- EXERCISE REQUIREMENTS -
Scan the entries below for the word "Rupert". Copy each line that has it.
+++ RECORD SET
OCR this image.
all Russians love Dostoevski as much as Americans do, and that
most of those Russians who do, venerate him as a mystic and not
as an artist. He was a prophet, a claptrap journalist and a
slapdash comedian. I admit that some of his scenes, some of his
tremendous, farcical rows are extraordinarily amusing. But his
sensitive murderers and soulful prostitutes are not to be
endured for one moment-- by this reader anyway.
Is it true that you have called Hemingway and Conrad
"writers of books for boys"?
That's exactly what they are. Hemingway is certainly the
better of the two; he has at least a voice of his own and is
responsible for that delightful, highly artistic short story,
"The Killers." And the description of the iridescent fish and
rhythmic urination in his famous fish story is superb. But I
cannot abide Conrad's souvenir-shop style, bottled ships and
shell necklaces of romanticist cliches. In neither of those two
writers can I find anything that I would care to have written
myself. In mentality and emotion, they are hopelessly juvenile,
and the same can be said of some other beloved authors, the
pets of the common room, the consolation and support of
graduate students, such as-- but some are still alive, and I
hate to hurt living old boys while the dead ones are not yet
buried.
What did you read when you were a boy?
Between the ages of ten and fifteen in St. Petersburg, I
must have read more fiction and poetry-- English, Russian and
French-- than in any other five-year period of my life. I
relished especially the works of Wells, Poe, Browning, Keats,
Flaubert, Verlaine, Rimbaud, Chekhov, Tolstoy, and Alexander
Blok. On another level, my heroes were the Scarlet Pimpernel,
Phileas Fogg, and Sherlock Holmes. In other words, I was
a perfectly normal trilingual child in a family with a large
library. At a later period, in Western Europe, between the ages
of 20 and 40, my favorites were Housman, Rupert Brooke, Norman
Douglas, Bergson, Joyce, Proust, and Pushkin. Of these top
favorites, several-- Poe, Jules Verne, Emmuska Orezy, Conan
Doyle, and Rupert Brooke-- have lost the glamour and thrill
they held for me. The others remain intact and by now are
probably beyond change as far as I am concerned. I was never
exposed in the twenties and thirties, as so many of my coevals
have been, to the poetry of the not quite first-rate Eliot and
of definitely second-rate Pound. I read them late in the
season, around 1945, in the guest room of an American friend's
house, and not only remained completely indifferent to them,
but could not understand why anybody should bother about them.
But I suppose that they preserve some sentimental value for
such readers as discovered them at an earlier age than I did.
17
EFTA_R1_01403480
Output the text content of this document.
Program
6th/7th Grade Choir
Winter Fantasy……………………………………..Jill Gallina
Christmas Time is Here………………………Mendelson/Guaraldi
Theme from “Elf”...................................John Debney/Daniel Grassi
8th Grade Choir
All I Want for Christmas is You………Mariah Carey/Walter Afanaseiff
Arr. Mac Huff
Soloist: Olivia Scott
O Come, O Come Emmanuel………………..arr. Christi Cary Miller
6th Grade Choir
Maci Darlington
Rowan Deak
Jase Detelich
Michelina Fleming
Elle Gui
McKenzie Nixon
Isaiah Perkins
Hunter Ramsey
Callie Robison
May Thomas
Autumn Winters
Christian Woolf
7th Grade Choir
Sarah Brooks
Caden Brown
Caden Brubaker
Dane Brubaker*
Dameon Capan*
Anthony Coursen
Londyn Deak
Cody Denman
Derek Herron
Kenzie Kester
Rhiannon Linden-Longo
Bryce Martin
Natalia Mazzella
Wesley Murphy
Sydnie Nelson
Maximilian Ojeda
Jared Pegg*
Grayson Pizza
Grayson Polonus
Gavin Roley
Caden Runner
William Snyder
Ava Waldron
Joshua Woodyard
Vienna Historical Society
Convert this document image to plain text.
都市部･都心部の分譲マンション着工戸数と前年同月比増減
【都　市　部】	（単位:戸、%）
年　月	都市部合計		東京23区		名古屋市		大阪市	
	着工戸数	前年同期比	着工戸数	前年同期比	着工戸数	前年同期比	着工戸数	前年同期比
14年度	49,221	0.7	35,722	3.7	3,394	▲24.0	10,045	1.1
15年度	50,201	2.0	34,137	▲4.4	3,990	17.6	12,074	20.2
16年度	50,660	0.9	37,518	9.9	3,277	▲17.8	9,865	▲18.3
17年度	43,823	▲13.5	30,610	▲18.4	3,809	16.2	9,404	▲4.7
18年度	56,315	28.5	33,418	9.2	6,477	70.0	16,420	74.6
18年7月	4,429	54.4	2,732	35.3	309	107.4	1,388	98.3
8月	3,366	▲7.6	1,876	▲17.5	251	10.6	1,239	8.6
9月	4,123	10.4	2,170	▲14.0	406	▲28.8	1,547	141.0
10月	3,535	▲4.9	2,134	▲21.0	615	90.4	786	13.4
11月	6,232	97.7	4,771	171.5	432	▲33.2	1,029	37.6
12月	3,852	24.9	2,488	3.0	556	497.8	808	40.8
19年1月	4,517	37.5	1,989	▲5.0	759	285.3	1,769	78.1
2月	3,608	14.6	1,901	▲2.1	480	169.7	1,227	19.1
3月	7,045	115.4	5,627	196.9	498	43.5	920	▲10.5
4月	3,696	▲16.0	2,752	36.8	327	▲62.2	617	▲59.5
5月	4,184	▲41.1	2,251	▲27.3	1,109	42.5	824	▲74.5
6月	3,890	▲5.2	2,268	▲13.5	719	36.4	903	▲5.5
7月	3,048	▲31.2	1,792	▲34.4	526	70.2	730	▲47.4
++++++
- SOLUTION FOR THIS TASK -
of 20 and 40, my favorites were Housman, Rupert Brooke, Norman
Doyle, and Rupert Brooke-- have lost the glamour and thrill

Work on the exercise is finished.